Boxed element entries
— start —

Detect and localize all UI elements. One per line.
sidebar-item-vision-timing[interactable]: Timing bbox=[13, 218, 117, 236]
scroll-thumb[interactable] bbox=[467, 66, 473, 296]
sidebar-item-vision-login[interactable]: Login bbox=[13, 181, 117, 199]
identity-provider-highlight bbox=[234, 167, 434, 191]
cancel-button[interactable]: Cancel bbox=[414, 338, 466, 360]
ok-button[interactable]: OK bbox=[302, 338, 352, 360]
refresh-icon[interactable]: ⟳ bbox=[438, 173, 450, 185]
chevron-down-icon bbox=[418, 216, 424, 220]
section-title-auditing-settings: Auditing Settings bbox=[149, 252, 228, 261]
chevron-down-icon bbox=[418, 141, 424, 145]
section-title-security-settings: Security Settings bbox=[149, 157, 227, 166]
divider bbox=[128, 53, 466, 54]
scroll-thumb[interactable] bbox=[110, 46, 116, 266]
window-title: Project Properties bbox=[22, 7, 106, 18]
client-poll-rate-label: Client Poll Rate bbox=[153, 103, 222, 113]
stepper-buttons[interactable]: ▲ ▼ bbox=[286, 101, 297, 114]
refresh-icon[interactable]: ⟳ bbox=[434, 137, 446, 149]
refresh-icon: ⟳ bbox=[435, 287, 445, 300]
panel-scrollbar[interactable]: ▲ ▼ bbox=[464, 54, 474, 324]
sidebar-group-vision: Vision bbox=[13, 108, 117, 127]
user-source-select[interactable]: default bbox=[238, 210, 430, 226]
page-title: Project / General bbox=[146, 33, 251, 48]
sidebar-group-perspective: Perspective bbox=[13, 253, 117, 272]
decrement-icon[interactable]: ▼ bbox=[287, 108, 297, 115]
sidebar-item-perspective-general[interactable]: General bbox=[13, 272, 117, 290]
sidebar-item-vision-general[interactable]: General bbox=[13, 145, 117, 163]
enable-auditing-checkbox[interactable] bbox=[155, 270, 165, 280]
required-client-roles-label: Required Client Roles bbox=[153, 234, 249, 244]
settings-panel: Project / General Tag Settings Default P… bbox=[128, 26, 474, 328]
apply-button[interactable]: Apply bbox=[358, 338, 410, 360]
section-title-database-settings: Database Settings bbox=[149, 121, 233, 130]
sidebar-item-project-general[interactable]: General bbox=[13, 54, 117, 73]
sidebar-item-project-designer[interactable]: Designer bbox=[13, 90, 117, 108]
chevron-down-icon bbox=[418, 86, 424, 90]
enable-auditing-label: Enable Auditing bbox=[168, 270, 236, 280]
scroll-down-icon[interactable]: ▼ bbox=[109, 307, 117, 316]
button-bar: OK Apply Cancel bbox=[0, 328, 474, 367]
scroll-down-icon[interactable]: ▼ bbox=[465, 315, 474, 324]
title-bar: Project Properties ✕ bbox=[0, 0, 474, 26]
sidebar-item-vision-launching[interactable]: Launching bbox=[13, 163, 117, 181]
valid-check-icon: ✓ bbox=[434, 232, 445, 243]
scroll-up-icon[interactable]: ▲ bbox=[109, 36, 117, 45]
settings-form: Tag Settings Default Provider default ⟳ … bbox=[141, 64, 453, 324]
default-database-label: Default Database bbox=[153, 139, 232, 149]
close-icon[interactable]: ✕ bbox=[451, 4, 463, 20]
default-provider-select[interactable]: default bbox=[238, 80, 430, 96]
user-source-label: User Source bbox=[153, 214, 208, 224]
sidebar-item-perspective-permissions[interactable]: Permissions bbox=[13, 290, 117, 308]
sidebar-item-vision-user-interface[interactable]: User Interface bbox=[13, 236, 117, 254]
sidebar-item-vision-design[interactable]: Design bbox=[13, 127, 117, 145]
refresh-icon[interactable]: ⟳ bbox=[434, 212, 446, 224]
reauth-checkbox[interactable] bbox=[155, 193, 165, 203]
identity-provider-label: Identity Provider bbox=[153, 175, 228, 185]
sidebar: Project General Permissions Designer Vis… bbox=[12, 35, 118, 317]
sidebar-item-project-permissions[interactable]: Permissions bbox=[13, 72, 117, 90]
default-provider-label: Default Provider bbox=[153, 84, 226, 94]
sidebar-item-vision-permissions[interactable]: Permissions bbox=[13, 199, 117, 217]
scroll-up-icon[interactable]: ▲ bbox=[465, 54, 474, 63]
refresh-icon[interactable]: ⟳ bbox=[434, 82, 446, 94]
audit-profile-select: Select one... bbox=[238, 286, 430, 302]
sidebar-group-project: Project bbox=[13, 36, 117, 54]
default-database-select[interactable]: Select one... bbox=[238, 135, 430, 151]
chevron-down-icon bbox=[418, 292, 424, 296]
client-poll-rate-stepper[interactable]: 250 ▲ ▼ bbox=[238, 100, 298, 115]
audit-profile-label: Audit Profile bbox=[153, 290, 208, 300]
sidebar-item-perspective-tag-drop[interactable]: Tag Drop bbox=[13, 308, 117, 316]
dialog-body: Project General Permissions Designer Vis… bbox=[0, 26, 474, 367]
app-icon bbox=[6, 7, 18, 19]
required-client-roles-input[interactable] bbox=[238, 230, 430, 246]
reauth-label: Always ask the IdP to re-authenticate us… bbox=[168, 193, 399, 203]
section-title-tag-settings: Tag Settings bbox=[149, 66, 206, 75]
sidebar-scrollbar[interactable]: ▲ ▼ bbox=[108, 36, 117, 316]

— end —

▶ **Task to carry out**
Convert every line of the material above into a JSON list of strings, one string per line, leaving out blank lines.

▶ **Task solution**
[
  "Detect and localize all UI elements. One per line.",
  "sidebar-item-vision-timing[interactable]: Timing bbox=[13, 218, 117, 236]",
  "scroll-thumb[interactable] bbox=[467, 66, 473, 296]",
  "sidebar-item-vision-login[interactable]: Login bbox=[13, 181, 117, 199]",
  "identity-provider-highlight bbox=[234, 167, 434, 191]",
  "cancel-button[interactable]: Cancel bbox=[414, 338, 466, 360]",
  "ok-button[interactable]: OK bbox=[302, 338, 352, 360]",
  "refresh-icon[interactable]: ⟳ bbox=[438, 173, 450, 185]",
  "chevron-down-icon bbox=[418, 216, 424, 220]",
  "section-title-auditing-settings: Auditing Settings bbox=[149, 252, 228, 261]",
  "chevron-down-icon bbox=[418, 141, 424, 145]",
  "section-title-security-settings: Security Settings bbox=[149, 157, 227, 166]",
  "divider bbox=[128, 53, 466, 54]",
  "scroll-thumb[interactable] bbox=[110, 46, 116, 266]",
  "window-title: Project Properties bbox=[22, 7, 106, 18]",
  "client-poll-rate-label: Client Poll Rate bbox=[153, 103, 222, 113]",
  "stepper-buttons[interactable]: ▲ ▼ bbox=[286, 101, 297, 114]",
  "refresh-icon[interactable]: ⟳ bbox=[434, 137, 446, 149]",
  "refresh-icon: ⟳ bbox=[435, 287, 445, 300]",
  "panel-scrollbar[interactable]: ▲ ▼ bbox=[464, 54, 474, 324]",
  "sidebar-group-vision: Vision bbox=[13, 108, 117, 127]",
  "user-source-select[interactable]: default bbox=[238, 210, 430, 226]",
  "page-title: Project / General bbox=[146, 33, 251, 48]",
  "sidebar-group-perspective: Perspective bbox=[13, 253, 117, 272]",
  "decrement-icon[interactable]: ▼ bbox=[287, 108, 297, 115]",
  "sidebar-item-perspective-general[interactable]: General bbox=[13, 272, 117, 290]",
  "sidebar-item-vision-general[interactable]: General bbox=[13, 145, 117, 163]",
  "enable-auditing-checkbox[interactable] bbox=[155, 270, 165, 280]",
  "required-client-roles-label: Required Client Roles bbox=[153, 234, 249, 244]",
  "settings-panel: Project / General Tag Settings Default P… bbox=[128, 26, 474, 328]",
  "apply-button[interactable]: Apply bbox=[358, 338, 410, 360]",
  "section-title-database-settings: Database Settings bbox=[149, 121, 233, 130]",
  "sidebar-item-project-general[interactable]: General bbox=[13, 54, 117, 73]",
  "sidebar-item-project-designer[interactable]: Designer bbox=[13, 90, 117, 108]",
  "chevron-down-icon bbox=[418, 86, 424, 90]",
  "enable-auditing-label: Enable Auditing bbox=[168, 270, 236, 280]",
  "scroll-down-icon[interactable]: ▼ bbox=[109, 307, 117, 316]",
  "button-bar: OK Apply Cancel bbox=[0, 328, 474, 367]",
  "scroll-down-icon[interactable]: ▼ bbox=[465, 315, 474, 324]",
  "title-bar: Project Properties ✕ bbox=[0, 0, 474, 26]",
  "sidebar-item-vision-launching[interactable]: Launching bbox=[13, 163, 117, 181]",
  "valid-check-icon: ✓ bbox=[434, 232, 445, 243]",
  "scroll-up-icon[interactable]: ▲ bbox=[109, 36, 117, 45]",
  "settings-form: Tag Settings Default Provider default ⟳ … bbox=[141, 64, 453, 324]",
  "default-database-label: Default Database bbox=[153, 139, 232, 149]",
  "close-icon[interactable]: ✕ bbox=[451, 4, 463, 20]",
  "default-provider-select[interactable]: default bbox=[238, 80, 430, 96]",
  "user-source-label: User Source bbox=[153, 214, 208, 224]",
  "sidebar-item-perspective-permissions[interactable]: Permissions bbox=[13, 290, 117, 308]",
  "sidebar-item-vision-user-interface[interactable]: User Interface bbox=[13, 236, 117, 254]",
  "sidebar-item-vision-design[interactable]: Design bbox=[13, 127, 117, 145]",
  "refresh-icon[interactable]: ⟳ bbox=[434, 212, 446, 224]",
  "reauth-checkbox[interactable] bbox=[155, 193, 165, 203]",
  "identity-provider-label: Identity Provider bbox=[153, 175, 228, 185]",
  "sidebar: Project General Permissions Designer Vis… bbox=[12, 35, 118, 317]",
  "sidebar-item-project-permissions[interactable]: Permissions bbox=[13, 72, 117, 90]",
  "default-provider-label: Default Provider bbox=[153, 84, 226, 94]",
  "sidebar-item-vision-permissions[interactable]: Permissions bbox=[13, 199, 117, 217]",
  "scroll-up-icon[interactable]: ▲ bbox=[465, 54, 474, 63]",
  "refresh-icon[interactable]: ⟳ bbox=[434, 82, 446, 94]",
  "audit-profile-select: Select one... bbox=[238, 286, 430, 302]",
  "sidebar-group-project: Project bbox=[13, 36, 117, 54]",
  "default-database-select[interactable]: Select one... bbox=[238, 135, 430, 151]",
  "chevron-down-icon bbox=[418, 292, 424, 296]",
  "client-poll-rate-stepper[interactable]: 250 ▲ ▼ bbox=[238, 100, 298, 115]",
  "audit-profile-label: Audit Profile bbox=[153, 290, 208, 300]",
  "sidebar-item-perspective-tag-drop[interactable]: Tag Drop bbox=[13, 308, 117, 316]",
  "dialog-body: Project General Permissions Designer Vis… bbox=[0, 26, 474, 367]",
  "app-icon bbox=[6, 7, 18, 19]",
  "required-client-roles-input[interactable] bbox=[238, 230, 430, 246]",
  "reauth-label: Always ask the IdP to re-authenticate us… bbox=[168, 193, 399, 203]",
  "section-title-tag-settings: Tag Settings bbox=[149, 66, 206, 75]",
  "sidebar-scrollbar[interactable]: ▲ ▼ bbox=[108, 36, 117, 316]"
]